Your goal: Copy out the data below as written; omit any images.

Data provided:
====================

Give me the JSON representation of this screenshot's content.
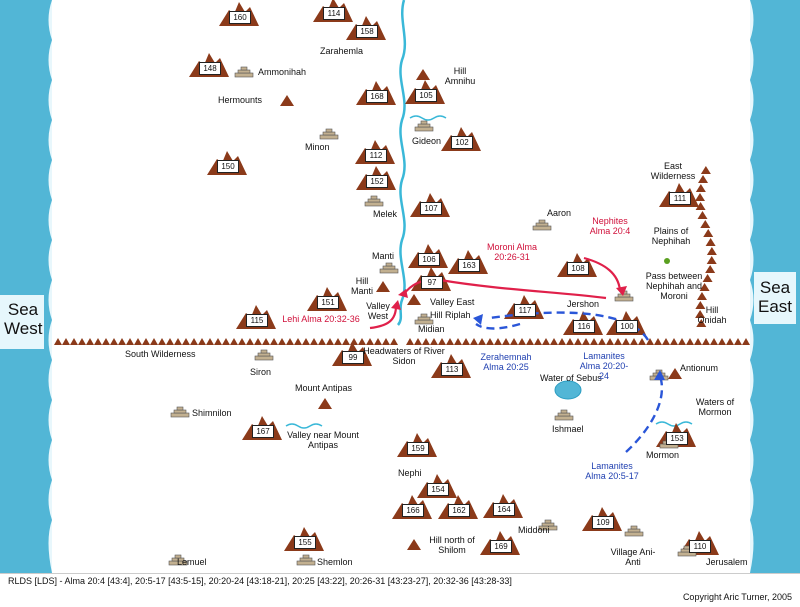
{
  "seas": {
    "west": "Sea West",
    "east": "Sea East"
  },
  "labels": {
    "zarahemla": "Zarahemla",
    "ammonihah": "Ammonihah",
    "hermounts": "Hermounts",
    "hill_amnihu": "Hill Amnihu",
    "minon": "Minon",
    "gideon": "Gideon",
    "melek": "Melek",
    "manti": "Manti",
    "hill_manti": "Hill Manti",
    "valley_west": "Valley West",
    "valley_east": "Valley East",
    "hill_riplah": "Hill Riplah",
    "midian": "Midian",
    "aaron": "Aaron",
    "jershon": "Jershon",
    "east_wilderness": "East Wilderness",
    "plains_nephihah": "Plains of Nephihah",
    "pass_between": "Pass between Nephihah and Moroni",
    "hill_onidah": "Hill Onidah",
    "south_wilderness": "South Wilderness",
    "siron": "Siron",
    "headwaters": "Headwaters of River Sidon",
    "antionum": "Antionum",
    "water_sebus": "Water of Sebus",
    "mount_antipas": "Mount Antipas",
    "shimnilon": "Shimnilon",
    "valley_antipas": "Valley near Mount Antipas",
    "ishmael": "Ishmael",
    "waters_mormon": "Waters of Mormon",
    "mormon": "Mormon",
    "nephi": "Nephi",
    "middoni": "Middoni",
    "hill_shilom": "Hill north of Shilom",
    "lemuel": "Lemuel",
    "shemlon": "Shemlon",
    "village_ani_anti": "Village Ani-Anti",
    "jerusalem": "Jerusalem"
  },
  "annotations": {
    "nephites": "Nephites Alma 20:4",
    "moroni": "Moroni Alma 20:26-31",
    "lehi": "Lehi Alma 20:32-36",
    "zerahemnah": "Zerahemnah Alma 20:25",
    "lamanites_1": "Lamanites Alma 20:20-24",
    "lamanites_2": "Lamanites Alma 20:5-17"
  },
  "hill_numbers": [
    "160",
    "114",
    "158",
    "148",
    "168",
    "105",
    "102",
    "112",
    "150",
    "152",
    "107",
    "111",
    "106",
    "163",
    "108",
    "97",
    "151",
    "115",
    "117",
    "116",
    "100",
    "99",
    "113",
    "167",
    "153",
    "159",
    "154",
    "166",
    "162",
    "164",
    "109",
    "155",
    "169",
    "110"
  ],
  "colors": {
    "sea": "#52b6d6",
    "river": "#3ab8d8",
    "mountain": "#8b3a1a",
    "nephite_route": "#e0204a",
    "lamanite_route": "#2a56d8",
    "building": "#c2b090"
  },
  "footer": {
    "reference": "RLDS [LDS] - Alma 20:4 [43:4], 20:5-17 [43:5-15], 20:20-24 [43:18-21], 20:25 [43:22], 20:26-31 [43:23-27], 20:32-36 [43:28-33]",
    "copyright": "Copyright Aric Turner, 2005"
  }
}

====================

Task solution:
Give me the JSON representation of this screenshot's content.
{
  "seas": {
    "west": "Sea West",
    "east": "Sea East"
  },
  "labels": {
    "zarahemla": "Zarahemla",
    "ammonihah": "Ammonihah",
    "hermounts": "Hermounts",
    "hill_amnihu": "Hill Amnihu",
    "minon": "Minon",
    "gideon": "Gideon",
    "melek": "Melek",
    "manti": "Manti",
    "hill_manti": "Hill Manti",
    "valley_west": "Valley West",
    "valley_east": "Valley East",
    "hill_riplah": "Hill Riplah",
    "midian": "Midian",
    "aaron": "Aaron",
    "jershon": "Jershon",
    "east_wilderness": "East Wilderness",
    "plains_nephihah": "Plains of Nephihah",
    "pass_between": "Pass between Nephihah and Moroni",
    "hill_onidah": "Hill Onidah",
    "south_wilderness": "South Wilderness",
    "siron": "Siron",
    "headwaters": "Headwaters of River Sidon",
    "antionum": "Antionum",
    "water_sebus": "Water of Sebus",
    "mount_antipas": "Mount Antipas",
    "shimnilon": "Shimnilon",
    "valley_antipas": "Valley near Mount Antipas",
    "ishmael": "Ishmael",
    "waters_mormon": "Waters of Mormon",
    "mormon": "Mormon",
    "nephi": "Nephi",
    "middoni": "Middoni",
    "hill_shilom": "Hill north of Shilom",
    "lemuel": "Lemuel",
    "shemlon": "Shemlon",
    "village_ani_anti": "Village Ani-Anti",
    "jerusalem": "Jerusalem"
  },
  "annotations": {
    "nephites": "Nephites Alma 20:4",
    "moroni": "Moroni Alma 20:26-31",
    "lehi": "Lehi Alma 20:32-36",
    "zerahemnah": "Zerahemnah Alma 20:25",
    "lamanites_1": "Lamanites Alma 20:20-24",
    "lamanites_2": "Lamanites Alma 20:5-17"
  },
  "hill_numbers": [
    "160",
    "114",
    "158",
    "148",
    "168",
    "105",
    "102",
    "112",
    "150",
    "152",
    "107",
    "111",
    "106",
    "163",
    "108",
    "97",
    "151",
    "115",
    "117",
    "116",
    "100",
    "99",
    "113",
    "167",
    "153",
    "159",
    "154",
    "166",
    "162",
    "164",
    "109",
    "155",
    "169",
    "110"
  ],
  "colors": {
    "sea": "#52b6d6",
    "river": "#3ab8d8",
    "mountain": "#8b3a1a",
    "nephite_route": "#e0204a",
    "lamanite_route": "#2a56d8",
    "building": "#c2b090"
  },
  "footer": {
    "reference": "RLDS [LDS] - Alma 20:4 [43:4], 20:5-17 [43:5-15], 20:20-24 [43:18-21], 20:25 [43:22], 20:26-31 [43:23-27], 20:32-36 [43:28-33]",
    "copyright": "Copyright Aric Turner, 2005"
  }
}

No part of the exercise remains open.